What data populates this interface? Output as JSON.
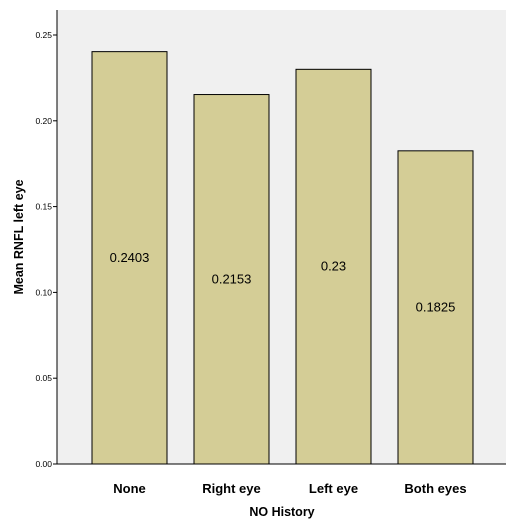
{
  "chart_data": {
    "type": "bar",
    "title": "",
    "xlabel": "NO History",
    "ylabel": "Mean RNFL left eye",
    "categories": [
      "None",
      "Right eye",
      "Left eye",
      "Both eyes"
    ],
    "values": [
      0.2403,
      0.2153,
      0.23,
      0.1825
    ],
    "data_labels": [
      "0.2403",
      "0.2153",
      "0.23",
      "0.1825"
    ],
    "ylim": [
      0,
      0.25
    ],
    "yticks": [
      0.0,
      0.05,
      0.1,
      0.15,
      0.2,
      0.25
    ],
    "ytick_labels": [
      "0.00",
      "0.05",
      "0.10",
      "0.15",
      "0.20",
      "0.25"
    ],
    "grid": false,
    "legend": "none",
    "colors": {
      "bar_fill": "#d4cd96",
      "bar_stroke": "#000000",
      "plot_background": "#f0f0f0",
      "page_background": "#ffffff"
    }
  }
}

========================

Task directions
Each entry above should be reproduced exactly, with the pictures removed.

Exercise output
What data populates this interface? Output as JSON.
{
  "chart_data": {
    "type": "bar",
    "title": "",
    "xlabel": "NO History",
    "ylabel": "Mean RNFL left eye",
    "categories": [
      "None",
      "Right eye",
      "Left eye",
      "Both eyes"
    ],
    "values": [
      0.2403,
      0.2153,
      0.23,
      0.1825
    ],
    "data_labels": [
      "0.2403",
      "0.2153",
      "0.23",
      "0.1825"
    ],
    "ylim": [
      0,
      0.25
    ],
    "yticks": [
      0.0,
      0.05,
      0.1,
      0.15,
      0.2,
      0.25
    ],
    "ytick_labels": [
      "0.00",
      "0.05",
      "0.10",
      "0.15",
      "0.20",
      "0.25"
    ],
    "grid": false,
    "legend": "none",
    "colors": {
      "bar_fill": "#d4cd96",
      "bar_stroke": "#000000",
      "plot_background": "#f0f0f0",
      "page_background": "#ffffff"
    }
  }
}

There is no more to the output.